◆ **The problem**:
Can you copy out, unchanged, the stretch of rows from the one containing "side-section-tab: 植栽 xyxy=(610,76,636,241)" through the one containing "attribute-header-cell: 观叶 xyxy=(221,324,256,341)", including both?

--- start Extracted entries ---

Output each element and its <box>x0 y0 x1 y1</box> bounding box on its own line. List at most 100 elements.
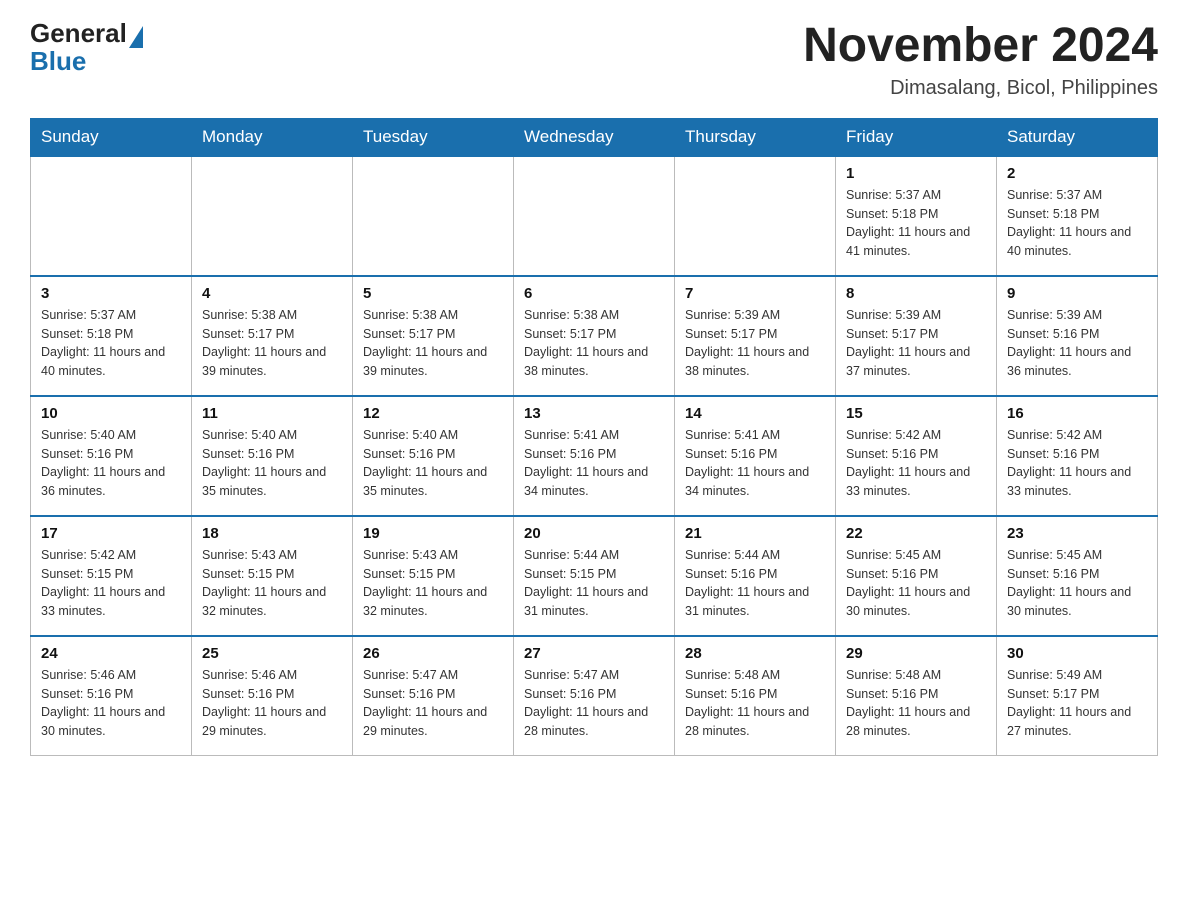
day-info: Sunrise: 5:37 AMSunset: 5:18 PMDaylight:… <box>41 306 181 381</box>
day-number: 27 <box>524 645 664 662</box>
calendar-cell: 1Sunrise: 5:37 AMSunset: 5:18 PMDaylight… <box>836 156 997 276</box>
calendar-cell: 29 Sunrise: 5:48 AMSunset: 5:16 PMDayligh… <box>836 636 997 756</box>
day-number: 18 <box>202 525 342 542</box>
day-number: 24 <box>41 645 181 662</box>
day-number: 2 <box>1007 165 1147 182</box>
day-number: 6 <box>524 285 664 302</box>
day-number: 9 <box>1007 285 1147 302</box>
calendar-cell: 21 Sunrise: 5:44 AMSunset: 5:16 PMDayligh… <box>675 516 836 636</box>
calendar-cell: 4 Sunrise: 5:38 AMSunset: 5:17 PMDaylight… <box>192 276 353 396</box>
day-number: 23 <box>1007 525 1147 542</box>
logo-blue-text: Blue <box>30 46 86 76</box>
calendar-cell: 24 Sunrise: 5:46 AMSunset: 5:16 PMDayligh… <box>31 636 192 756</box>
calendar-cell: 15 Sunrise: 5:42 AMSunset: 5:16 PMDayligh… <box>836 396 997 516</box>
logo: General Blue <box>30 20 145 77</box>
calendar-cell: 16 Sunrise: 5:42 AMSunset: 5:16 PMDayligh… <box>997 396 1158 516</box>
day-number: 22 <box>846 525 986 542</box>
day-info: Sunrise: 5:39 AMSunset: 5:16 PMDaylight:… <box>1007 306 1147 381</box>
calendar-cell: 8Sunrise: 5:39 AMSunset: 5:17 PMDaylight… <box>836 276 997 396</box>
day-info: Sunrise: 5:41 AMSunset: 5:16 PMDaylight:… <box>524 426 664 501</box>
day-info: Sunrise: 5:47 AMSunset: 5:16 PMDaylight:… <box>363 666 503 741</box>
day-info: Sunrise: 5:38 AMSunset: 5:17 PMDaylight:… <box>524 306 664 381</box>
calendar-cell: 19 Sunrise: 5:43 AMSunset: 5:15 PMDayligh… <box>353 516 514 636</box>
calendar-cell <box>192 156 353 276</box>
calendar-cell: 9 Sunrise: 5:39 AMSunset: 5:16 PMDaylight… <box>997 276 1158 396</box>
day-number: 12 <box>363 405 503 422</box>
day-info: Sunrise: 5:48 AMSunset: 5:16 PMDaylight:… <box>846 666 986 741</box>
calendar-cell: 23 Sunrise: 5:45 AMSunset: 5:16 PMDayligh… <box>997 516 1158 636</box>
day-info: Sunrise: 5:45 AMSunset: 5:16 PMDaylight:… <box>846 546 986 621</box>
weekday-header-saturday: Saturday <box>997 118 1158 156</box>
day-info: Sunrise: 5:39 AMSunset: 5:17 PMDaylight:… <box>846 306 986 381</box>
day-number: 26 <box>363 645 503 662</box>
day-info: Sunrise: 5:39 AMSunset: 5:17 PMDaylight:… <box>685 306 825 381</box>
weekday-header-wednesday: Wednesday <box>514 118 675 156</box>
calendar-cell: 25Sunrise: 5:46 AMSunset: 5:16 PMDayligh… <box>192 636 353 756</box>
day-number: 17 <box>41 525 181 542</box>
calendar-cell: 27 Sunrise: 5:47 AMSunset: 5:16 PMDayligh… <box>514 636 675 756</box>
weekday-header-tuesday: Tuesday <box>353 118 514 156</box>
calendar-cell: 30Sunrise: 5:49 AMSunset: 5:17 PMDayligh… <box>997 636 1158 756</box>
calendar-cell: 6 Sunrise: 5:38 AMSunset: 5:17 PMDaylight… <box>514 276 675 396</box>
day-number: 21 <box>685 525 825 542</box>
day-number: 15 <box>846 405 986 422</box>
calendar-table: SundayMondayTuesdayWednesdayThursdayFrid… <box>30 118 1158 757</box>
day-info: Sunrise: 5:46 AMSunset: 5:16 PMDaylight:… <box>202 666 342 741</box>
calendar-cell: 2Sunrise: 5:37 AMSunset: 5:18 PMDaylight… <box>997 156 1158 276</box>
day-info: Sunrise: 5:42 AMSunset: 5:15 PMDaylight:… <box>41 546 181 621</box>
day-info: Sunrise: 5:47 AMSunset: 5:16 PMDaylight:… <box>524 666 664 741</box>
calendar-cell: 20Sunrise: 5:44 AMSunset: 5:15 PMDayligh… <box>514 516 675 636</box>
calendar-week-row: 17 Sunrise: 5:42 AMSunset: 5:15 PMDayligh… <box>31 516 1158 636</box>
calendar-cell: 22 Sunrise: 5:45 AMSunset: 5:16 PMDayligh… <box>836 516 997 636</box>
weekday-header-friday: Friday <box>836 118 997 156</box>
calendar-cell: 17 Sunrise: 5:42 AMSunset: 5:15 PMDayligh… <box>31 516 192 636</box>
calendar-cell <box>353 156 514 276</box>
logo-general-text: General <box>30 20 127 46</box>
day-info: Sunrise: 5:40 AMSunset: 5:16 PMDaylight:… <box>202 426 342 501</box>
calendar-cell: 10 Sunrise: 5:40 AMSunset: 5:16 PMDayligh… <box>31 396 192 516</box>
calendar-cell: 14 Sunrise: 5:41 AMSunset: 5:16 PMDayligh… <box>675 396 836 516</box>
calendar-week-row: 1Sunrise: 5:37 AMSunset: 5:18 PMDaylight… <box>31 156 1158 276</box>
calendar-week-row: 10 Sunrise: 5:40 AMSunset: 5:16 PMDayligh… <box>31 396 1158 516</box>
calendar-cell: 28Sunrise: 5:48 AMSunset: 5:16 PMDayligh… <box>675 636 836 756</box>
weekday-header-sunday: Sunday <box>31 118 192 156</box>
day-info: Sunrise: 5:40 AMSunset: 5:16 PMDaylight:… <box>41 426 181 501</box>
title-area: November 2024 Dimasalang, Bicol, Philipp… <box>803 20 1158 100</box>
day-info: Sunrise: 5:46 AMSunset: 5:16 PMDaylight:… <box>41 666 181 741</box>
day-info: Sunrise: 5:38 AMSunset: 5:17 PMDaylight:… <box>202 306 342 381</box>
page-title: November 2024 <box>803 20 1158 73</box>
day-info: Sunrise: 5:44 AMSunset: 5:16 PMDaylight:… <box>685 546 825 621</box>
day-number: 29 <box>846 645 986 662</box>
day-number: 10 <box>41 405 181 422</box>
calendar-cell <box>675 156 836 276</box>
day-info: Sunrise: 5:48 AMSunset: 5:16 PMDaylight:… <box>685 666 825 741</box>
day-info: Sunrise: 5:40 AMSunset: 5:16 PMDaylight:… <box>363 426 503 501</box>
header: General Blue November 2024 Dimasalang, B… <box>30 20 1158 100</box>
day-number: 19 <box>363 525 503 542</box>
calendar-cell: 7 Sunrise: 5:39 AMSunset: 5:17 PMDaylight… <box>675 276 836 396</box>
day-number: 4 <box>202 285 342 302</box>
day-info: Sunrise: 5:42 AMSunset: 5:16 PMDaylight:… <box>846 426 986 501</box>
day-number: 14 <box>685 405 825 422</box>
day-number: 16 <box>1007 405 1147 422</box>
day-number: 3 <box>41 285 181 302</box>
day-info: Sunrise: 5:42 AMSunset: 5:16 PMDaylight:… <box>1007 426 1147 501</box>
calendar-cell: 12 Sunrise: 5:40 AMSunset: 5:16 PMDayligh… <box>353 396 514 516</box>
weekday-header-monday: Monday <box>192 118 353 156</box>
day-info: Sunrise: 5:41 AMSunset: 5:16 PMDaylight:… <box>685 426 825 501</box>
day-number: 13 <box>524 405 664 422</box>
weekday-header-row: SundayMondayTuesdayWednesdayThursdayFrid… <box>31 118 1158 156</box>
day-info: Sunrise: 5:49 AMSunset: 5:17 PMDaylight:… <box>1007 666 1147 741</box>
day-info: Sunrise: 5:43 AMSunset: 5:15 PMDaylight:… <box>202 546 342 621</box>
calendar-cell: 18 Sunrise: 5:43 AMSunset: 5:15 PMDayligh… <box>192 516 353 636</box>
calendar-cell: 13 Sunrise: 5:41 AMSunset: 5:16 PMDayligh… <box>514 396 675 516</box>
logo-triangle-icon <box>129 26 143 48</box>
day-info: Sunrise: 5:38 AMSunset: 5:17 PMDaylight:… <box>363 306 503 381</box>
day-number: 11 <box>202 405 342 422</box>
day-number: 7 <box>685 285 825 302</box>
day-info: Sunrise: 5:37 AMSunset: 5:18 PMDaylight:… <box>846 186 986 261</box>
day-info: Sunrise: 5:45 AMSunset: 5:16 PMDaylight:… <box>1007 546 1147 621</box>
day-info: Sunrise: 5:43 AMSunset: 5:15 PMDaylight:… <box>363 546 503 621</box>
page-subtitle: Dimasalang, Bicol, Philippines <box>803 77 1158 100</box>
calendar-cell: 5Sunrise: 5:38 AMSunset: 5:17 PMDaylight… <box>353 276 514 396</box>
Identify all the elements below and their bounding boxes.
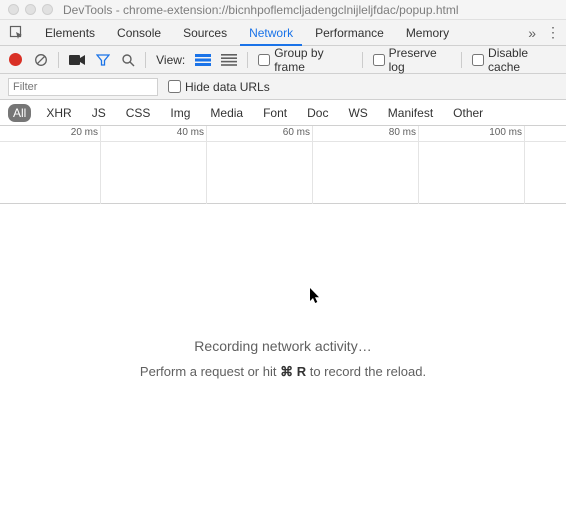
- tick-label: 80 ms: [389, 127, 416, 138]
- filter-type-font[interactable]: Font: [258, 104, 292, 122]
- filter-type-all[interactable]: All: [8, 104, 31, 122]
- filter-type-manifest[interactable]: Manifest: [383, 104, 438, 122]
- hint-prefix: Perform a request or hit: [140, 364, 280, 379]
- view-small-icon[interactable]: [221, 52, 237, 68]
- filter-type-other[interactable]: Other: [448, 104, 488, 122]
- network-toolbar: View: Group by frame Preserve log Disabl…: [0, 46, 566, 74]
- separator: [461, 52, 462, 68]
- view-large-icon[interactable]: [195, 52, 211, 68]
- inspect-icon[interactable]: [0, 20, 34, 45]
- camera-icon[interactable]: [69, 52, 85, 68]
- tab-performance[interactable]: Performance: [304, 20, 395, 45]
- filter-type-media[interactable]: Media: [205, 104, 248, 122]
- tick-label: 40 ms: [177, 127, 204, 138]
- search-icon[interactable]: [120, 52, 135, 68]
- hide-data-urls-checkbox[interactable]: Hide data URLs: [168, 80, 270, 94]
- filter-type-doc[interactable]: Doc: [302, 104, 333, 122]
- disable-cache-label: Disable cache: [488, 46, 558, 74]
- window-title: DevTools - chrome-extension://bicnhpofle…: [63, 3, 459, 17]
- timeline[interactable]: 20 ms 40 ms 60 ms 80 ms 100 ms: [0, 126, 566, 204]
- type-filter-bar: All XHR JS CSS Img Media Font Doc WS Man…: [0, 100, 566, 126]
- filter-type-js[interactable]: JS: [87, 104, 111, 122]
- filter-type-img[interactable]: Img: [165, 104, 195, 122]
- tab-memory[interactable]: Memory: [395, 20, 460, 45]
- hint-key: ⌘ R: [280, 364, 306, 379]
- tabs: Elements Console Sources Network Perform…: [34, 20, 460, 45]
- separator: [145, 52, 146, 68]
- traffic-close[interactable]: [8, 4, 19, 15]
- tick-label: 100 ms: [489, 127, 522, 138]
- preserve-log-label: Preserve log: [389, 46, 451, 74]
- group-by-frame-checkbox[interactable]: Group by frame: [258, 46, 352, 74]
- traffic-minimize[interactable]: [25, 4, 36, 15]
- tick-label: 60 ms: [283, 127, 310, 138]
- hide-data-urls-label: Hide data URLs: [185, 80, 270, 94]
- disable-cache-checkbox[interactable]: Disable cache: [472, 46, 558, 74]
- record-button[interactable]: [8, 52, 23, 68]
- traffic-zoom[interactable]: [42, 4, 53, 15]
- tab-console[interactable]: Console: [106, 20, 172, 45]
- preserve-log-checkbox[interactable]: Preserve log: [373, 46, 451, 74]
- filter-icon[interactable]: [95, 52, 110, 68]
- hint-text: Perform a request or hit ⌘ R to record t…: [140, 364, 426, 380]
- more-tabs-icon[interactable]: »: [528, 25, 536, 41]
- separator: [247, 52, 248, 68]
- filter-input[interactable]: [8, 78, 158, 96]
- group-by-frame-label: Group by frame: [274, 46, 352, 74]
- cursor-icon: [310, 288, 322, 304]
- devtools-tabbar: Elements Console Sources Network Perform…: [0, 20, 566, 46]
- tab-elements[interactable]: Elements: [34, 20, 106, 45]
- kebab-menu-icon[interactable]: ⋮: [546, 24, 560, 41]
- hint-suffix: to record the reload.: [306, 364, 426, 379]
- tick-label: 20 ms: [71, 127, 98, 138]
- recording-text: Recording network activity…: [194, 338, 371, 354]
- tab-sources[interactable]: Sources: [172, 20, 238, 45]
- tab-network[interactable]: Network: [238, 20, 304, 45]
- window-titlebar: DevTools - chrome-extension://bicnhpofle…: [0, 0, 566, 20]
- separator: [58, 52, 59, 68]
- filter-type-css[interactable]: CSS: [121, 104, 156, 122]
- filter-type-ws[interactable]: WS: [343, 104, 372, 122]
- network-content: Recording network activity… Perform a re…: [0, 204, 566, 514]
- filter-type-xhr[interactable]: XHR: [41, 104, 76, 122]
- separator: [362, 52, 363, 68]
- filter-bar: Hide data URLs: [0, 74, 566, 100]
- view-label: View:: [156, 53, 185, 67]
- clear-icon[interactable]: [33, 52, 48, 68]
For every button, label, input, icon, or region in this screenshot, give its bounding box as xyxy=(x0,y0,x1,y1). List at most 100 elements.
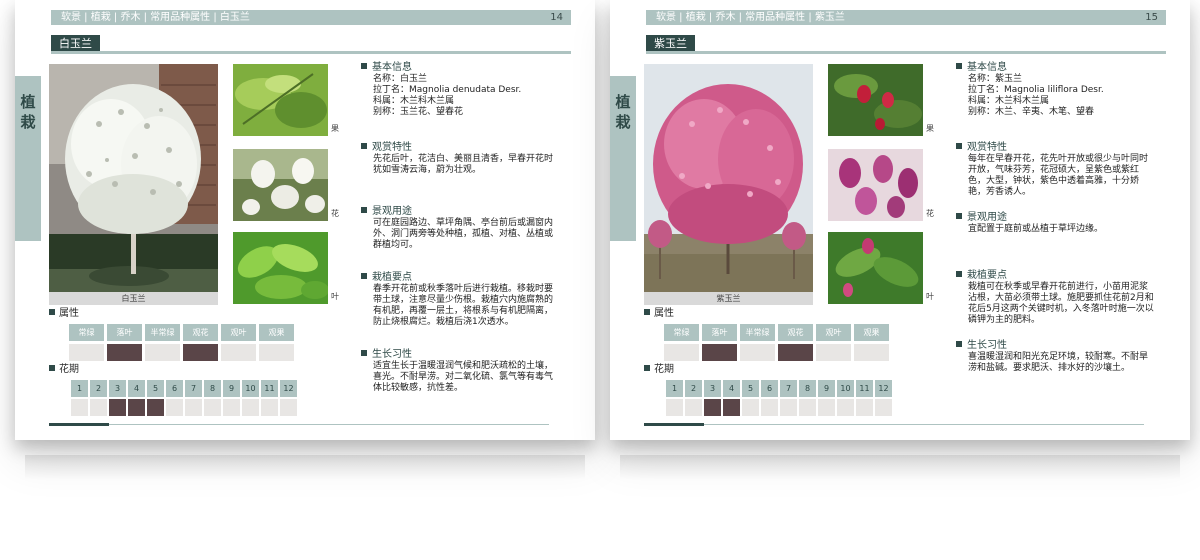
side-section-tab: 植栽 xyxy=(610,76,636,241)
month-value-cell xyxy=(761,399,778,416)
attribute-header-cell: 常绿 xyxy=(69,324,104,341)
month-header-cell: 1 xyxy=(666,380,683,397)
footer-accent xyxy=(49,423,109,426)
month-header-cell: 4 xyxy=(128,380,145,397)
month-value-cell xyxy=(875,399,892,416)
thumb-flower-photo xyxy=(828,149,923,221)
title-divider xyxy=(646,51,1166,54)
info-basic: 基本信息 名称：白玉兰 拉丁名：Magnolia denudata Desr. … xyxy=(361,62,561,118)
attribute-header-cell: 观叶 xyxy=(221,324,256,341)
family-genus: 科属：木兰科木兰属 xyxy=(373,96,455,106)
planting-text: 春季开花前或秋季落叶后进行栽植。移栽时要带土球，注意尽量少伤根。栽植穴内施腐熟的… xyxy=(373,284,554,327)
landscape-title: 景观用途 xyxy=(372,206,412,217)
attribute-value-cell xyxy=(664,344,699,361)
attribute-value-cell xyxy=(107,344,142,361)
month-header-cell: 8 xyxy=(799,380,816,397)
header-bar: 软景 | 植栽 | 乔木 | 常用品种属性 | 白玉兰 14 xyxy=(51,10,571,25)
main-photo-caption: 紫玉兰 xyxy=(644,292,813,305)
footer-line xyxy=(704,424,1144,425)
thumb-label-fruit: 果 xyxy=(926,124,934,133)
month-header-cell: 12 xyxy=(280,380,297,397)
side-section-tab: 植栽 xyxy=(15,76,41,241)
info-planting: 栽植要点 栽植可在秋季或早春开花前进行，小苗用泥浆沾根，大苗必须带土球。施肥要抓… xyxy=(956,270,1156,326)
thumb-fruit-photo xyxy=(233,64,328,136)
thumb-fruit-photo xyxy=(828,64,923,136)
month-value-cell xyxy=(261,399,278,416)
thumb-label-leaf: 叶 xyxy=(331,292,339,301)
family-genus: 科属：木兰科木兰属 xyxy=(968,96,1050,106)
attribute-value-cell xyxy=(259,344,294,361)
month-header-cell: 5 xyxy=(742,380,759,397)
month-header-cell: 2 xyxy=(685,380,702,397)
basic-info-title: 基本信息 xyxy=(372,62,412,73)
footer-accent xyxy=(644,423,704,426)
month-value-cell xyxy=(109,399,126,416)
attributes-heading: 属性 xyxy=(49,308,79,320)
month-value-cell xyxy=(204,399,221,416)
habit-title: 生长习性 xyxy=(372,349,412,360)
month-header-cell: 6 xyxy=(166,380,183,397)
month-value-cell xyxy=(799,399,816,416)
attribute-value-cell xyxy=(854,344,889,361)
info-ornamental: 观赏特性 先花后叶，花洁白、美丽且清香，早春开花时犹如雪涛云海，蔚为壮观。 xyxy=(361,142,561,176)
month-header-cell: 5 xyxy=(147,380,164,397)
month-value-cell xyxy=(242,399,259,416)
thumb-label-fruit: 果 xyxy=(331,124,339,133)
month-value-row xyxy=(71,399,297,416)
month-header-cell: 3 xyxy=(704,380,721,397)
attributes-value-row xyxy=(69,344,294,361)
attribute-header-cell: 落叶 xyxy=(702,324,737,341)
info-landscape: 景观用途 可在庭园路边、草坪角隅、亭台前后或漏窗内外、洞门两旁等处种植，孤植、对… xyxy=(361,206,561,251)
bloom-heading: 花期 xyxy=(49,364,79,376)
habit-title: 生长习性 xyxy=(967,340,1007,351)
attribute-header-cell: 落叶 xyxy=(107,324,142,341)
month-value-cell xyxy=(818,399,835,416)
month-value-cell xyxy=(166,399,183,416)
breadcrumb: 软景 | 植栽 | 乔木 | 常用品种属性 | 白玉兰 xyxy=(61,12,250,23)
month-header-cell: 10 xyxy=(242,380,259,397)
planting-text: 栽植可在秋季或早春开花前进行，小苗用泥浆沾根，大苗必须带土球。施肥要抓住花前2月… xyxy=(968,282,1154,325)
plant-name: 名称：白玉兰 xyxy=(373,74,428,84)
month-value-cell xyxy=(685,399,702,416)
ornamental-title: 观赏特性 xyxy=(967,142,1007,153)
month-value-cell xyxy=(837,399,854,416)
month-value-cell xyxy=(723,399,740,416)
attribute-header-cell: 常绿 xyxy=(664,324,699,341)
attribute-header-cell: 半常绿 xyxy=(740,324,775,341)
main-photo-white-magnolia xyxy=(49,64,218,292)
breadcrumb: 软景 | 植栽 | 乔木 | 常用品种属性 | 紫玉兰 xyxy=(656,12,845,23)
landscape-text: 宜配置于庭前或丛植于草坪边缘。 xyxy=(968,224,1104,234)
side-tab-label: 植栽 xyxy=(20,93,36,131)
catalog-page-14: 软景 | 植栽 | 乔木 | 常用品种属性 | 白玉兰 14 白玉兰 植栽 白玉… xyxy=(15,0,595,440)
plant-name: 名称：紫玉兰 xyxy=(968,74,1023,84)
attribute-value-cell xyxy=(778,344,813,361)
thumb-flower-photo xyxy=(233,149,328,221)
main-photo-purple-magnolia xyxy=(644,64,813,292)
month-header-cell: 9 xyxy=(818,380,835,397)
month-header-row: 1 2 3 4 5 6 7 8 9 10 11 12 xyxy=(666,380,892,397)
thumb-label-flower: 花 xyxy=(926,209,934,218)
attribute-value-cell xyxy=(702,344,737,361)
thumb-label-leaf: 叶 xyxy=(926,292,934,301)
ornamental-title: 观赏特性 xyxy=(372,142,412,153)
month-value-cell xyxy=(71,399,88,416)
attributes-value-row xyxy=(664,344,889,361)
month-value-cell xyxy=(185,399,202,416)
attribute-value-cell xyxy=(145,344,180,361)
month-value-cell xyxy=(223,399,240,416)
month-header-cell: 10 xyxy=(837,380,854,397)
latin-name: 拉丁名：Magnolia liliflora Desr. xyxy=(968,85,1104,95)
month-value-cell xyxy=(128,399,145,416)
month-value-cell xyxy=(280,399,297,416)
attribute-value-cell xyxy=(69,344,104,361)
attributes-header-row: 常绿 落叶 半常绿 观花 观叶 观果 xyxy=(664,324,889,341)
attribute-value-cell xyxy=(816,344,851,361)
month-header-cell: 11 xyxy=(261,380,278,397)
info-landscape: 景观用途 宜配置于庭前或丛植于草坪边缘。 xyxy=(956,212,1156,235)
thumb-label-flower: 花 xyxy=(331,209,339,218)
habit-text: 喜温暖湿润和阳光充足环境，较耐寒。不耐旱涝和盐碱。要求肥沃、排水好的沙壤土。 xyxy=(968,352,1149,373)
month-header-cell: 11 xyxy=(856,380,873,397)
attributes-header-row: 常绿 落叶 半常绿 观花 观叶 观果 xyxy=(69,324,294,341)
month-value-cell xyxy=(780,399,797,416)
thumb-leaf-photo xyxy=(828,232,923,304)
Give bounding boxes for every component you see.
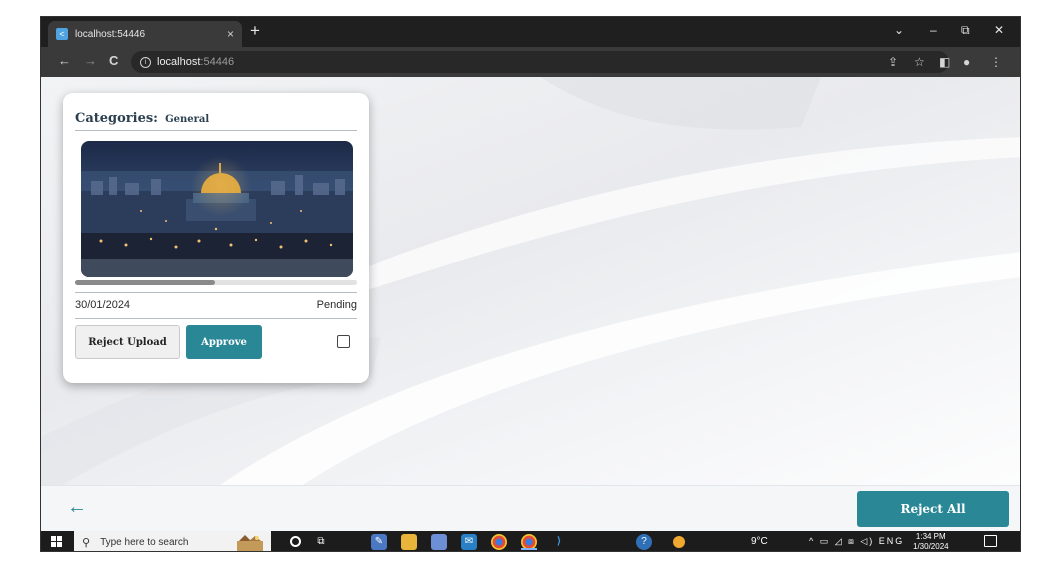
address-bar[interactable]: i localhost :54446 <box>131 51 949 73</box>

--- end Extracted entries ---

◆ **Full answer**:
side-section-tab: 植栽 xyxy=(610,76,636,241)
month-value-cell xyxy=(761,399,778,416)
attribute-header-cell: 常绿 xyxy=(69,324,104,341)
month-header-cell: 1 xyxy=(666,380,683,397)
footer-accent xyxy=(49,423,109,426)
month-header-cell: 4 xyxy=(128,380,145,397)
month-value-cell xyxy=(875,399,892,416)
thumb-flower-photo xyxy=(828,149,923,221)
title-divider xyxy=(646,51,1166,54)
info-basic: 基本信息 名称：白玉兰 拉丁名：Magnolia denudata Desr. … xyxy=(361,62,561,118)
attribute-header-cell: 观叶 xyxy=(221,324,256,341)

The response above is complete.